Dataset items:
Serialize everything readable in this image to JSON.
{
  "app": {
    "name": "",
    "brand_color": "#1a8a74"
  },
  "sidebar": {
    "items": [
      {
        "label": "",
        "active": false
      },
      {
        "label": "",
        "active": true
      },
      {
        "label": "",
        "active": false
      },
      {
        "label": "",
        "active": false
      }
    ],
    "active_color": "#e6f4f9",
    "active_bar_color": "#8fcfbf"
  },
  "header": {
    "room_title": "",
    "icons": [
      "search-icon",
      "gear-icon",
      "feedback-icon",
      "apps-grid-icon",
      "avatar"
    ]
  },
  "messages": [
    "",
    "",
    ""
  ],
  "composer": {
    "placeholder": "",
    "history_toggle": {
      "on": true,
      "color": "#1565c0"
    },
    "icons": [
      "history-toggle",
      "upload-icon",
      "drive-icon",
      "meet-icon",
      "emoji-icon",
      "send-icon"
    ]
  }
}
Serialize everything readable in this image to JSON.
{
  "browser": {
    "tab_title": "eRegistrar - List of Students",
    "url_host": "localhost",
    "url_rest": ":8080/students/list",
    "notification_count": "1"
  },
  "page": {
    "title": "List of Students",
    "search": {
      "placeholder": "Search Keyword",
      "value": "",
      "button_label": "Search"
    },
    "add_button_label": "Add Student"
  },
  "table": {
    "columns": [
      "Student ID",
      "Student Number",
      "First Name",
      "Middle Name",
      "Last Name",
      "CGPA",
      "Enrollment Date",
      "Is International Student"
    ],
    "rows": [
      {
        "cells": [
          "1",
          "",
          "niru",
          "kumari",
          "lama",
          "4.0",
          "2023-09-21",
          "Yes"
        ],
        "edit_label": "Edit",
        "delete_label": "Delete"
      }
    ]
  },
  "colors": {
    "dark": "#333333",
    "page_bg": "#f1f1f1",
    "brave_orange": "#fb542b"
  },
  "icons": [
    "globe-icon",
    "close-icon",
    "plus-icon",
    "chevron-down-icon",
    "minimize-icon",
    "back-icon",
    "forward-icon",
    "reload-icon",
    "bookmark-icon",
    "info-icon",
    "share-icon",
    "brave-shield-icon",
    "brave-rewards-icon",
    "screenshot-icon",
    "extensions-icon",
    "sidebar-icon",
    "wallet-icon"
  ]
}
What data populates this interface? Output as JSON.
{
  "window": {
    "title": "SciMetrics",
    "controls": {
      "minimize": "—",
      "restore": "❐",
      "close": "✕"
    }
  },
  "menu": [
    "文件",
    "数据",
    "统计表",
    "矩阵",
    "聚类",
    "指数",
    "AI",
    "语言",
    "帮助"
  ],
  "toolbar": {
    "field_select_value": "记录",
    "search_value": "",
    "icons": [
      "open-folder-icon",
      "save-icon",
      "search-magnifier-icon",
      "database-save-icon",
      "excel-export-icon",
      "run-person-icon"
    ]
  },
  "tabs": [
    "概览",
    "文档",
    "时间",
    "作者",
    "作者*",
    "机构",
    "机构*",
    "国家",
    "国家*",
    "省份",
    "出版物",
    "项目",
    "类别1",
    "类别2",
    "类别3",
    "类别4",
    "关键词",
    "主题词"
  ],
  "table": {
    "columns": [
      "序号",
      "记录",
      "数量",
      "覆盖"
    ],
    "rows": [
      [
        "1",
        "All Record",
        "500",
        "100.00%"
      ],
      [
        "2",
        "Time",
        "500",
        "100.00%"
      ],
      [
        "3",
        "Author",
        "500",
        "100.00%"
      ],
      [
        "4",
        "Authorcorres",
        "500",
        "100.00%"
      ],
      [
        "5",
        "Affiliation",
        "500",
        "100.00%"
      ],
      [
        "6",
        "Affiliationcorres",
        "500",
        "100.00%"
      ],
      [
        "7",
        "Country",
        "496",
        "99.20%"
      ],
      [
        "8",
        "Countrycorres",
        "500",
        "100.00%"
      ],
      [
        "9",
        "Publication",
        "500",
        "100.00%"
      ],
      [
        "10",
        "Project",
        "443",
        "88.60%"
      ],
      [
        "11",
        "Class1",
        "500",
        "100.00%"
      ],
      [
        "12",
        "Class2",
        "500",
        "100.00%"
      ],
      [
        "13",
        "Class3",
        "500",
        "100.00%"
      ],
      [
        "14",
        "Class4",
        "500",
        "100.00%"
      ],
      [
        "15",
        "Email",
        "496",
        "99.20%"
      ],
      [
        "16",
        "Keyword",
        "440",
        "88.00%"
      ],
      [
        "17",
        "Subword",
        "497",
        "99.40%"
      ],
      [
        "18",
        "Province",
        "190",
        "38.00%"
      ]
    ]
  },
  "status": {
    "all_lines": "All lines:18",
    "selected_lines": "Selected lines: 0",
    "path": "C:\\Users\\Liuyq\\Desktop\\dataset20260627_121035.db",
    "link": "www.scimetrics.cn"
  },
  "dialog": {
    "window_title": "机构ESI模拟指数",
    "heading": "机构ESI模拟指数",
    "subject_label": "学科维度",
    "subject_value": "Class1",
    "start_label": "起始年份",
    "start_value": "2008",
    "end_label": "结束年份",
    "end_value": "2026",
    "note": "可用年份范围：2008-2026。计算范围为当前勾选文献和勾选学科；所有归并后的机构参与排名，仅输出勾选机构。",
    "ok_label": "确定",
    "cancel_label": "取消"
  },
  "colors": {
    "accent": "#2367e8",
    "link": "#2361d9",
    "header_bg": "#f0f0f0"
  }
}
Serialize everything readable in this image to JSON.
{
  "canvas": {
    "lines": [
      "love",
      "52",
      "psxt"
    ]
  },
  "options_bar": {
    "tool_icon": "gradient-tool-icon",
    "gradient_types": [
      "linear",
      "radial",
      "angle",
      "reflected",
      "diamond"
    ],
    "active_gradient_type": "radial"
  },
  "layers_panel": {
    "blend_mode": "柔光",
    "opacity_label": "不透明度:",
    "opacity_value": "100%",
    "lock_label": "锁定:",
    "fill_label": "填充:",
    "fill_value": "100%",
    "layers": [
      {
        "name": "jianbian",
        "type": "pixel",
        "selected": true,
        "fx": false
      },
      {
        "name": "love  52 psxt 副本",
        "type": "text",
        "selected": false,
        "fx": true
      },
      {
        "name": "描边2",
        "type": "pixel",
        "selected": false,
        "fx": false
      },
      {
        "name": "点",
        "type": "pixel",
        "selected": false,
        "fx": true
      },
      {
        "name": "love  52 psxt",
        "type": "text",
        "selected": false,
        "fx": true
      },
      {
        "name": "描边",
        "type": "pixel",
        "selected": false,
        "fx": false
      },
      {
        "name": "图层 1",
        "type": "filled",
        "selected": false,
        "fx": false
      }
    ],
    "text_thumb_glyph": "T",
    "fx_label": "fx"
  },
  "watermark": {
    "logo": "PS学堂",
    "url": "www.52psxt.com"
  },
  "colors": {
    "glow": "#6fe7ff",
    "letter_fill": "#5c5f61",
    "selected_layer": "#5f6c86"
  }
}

STATED PROBLEM » Each record above must be given again exactly.

EXERCISE OUTPUT »
Serialize everything readable in this image to JSON.
{
  "app": {
    "name": "",
    "brand_color": "#1a8a74"
  },
  "sidebar": {
    "items": [
      {
        "label": "",
        "active": false
      },
      {
        "label": "",
        "active": true
      },
      {
        "label": "",
        "active": false
      },
      {
        "label": "",
        "active": false
      }
    ],
    "active_color": "#e6f4f9",
    "active_bar_color": "#8fcfbf"
  },
  "header": {
    "room_title": "",
    "icons": [
      "search-icon",
      "gear-icon",
      "feedback-icon",
      "apps-grid-icon",
      "avatar"
    ]
  },
  "messages": [
    "",
    "",
    ""
  ],
  "composer": {
    "placeholder": "",
    "history_toggle": {
      "on": true,
      "color": "#1565c0"
    },
    "icons": [
      "history-toggle",
      "upload-icon",
      "drive-icon",
      "meet-icon",
      "emoji-icon",
      "send-icon"
    ]
  }
}
Serialize everything readable in this image to JSON.
{
  "browser": {
    "tab_title": "eRegistrar - List of Students",
    "url_host": "localhost",
    "url_rest": ":8080/students/list",
    "notification_count": "1"
  },
  "page": {
    "title": "List of Students",
    "search": {
      "placeholder": "Search Keyword",
      "value": "",
      "button_label": "Search"
    },
    "add_button_label": "Add Student"
  },
  "table": {
    "columns": [
      "Student ID",
      "Student Number",
      "First Name",
      "Middle Name",
      "Last Name",
      "CGPA",
      "Enrollment Date",
      "Is International Student"
    ],
    "rows": [
      {
        "cells": [
          "1",
          "",
          "niru",
          "kumari",
          "lama",
          "4.0",
          "2023-09-21",
          "Yes"
        ],
        "edit_label": "Edit",
        "delete_label": "Delete"
      }
    ]
  },
  "colors": {
    "dark": "#333333",
    "page_bg": "#f1f1f1",
    "brave_orange": "#fb542b"
  },
  "icons": [
    "globe-icon",
    "close-icon",
    "plus-icon",
    "chevron-down-icon",
    "minimize-icon",
    "back-icon",
    "forward-icon",
    "reload-icon",
    "bookmark-icon",
    "info-icon",
    "share-icon",
    "brave-shield-icon",
    "brave-rewards-icon",
    "screenshot-icon",
    "extensions-icon",
    "sidebar-icon",
    "wallet-icon"
  ]
}
What data populates this interface? Output as JSON.
{
  "window": {
    "title": "SciMetrics",
    "controls": {
      "minimize": "—",
      "restore": "❐",
      "close": "✕"
    }
  },
  "menu": [
    "文件",
    "数据",
    "统计表",
    "矩阵",
    "聚类",
    "指数",
    "AI",
    "语言",
    "帮助"
  ],
  "toolbar": {
    "field_select_value": "记录",
    "search_value": "",
    "icons": [
      "open-folder-icon",
      "save-icon",
      "search-magnifier-icon",
      "database-save-icon",
      "excel-export-icon",
      "run-person-icon"
    ]
  },
  "tabs": [
    "概览",
    "文档",
    "时间",
    "作者",
    "作者*",
    "机构",
    "机构*",
    "国家",
    "国家*",
    "省份",
    "出版物",
    "项目",
    "类别1",
    "类别2",
    "类别3",
    "类别4",
    "关键词",
    "主题词"
  ],
  "table": {
    "columns": [
      "序号",
      "记录",
      "数量",
      "覆盖"
    ],
    "rows": [
      [
        "1",
        "All Record",
        "500",
        "100.00%"
      ],
      [
        "2",
        "Time",
        "500",
        "100.00%"
      ],
      [
        "3",
        "Author",
        "500",
        "100.00%"
      ],
      [
        "4",
        "Authorcorres",
        "500",
        "100.00%"
      ],
      [
        "5",
        "Affiliation",
        "500",
        "100.00%"
      ],
      [
        "6",
        "Affiliationcorres",
        "500",
        "100.00%"
      ],
      [
        "7",
        "Country",
        "496",
        "99.20%"
      ],
      [
        "8",
        "Countrycorres",
        "500",
        "100.00%"
      ],
      [
        "9",
        "Publication",
        "500",
        "100.00%"
      ],
      [
        "10",
        "Project",
        "443",
        "88.60%"
      ],
      [
        "11",
        "Class1",
        "500",
        "100.00%"
      ],
      [
        "12",
        "Class2",
        "500",
        "100.00%"
      ],
      [
        "13",
        "Class3",
        "500",
        "100.00%"
      ],
      [
        "14",
        "Class4",
        "500",
        "100.00%"
      ],
      [
        "15",
        "Email",
        "496",
        "99.20%"
      ],
      [
        "16",
        "Keyword",
        "440",
        "88.00%"
      ],
      [
        "17",
        "Subword",
        "497",
        "99.40%"
      ],
      [
        "18",
        "Province",
        "190",
        "38.00%"
      ]
    ]
  },
  "status": {
    "all_lines": "All lines:18",
    "selected_lines": "Selected lines: 0",
    "path": "C:\\Users\\Liuyq\\Desktop\\dataset20260627_121035.db",
    "link": "www.scimetrics.cn"
  },
  "dialog": {
    "window_title": "机构ESI模拟指数",
    "heading": "机构ESI模拟指数",
    "subject_label": "学科维度",
    "subject_value": "Class1",
    "start_label": "起始年份",
    "start_value": "2008",
    "end_label": "结束年份",
    "end_value": "2026",
    "note": "可用年份范围：2008-2026。计算范围为当前勾选文献和勾选学科；所有归并后的机构参与排名，仅输出勾选机构。",
    "ok_label": "确定",
    "cancel_label": "取消"
  },
  "colors": {
    "accent": "#2367e8",
    "link": "#2361d9",
    "header_bg": "#f0f0f0"
  }
}
Serialize everything readable in this image to JSON.
{
  "canvas": {
    "lines": [
      "love",
      "52",
      "psxt"
    ]
  },
  "options_bar": {
    "tool_icon": "gradient-tool-icon",
    "gradient_types": [
      "linear",
      "radial",
      "angle",
      "reflected",
      "diamond"
    ],
    "active_gradient_type": "radial"
  },
  "layers_panel": {
    "blend_mode": "柔光",
    "opacity_label": "不透明度:",
    "opacity_value": "100%",
    "lock_label": "锁定:",
    "fill_label": "填充:",
    "fill_value": "100%",
    "layers": [
      {
        "name": "jianbian",
        "type": "pixel",
        "selected": true,
        "fx": false
      },
      {
        "name": "love  52 psxt 副本",
        "type": "text",
        "selected": false,
        "fx": true
      },
      {
        "name": "描边2",
        "type": "pixel",
        "selected": false,
        "fx": false
      },
      {
        "name": "点",
        "type": "pixel",
        "selected": false,
        "fx": true
      },
      {
        "name": "love  52 psxt",
        "type": "text",
        "selected": false,
        "fx": true
      },
      {
        "name": "描边",
        "type": "pixel",
        "selected": false,
        "fx": false
      },
      {
        "name": "图层 1",
        "type": "filled",
        "selected": false,
        "fx": false
      }
    ],
    "text_thumb_glyph": "T",
    "fx_label": "fx"
  },
  "watermark": {
    "logo": "PS学堂",
    "url": "www.52psxt.com"
  },
  "colors": {
    "glow": "#6fe7ff",
    "letter_fill": "#5c5f61",
    "selected_layer": "#5f6c86"
  }
}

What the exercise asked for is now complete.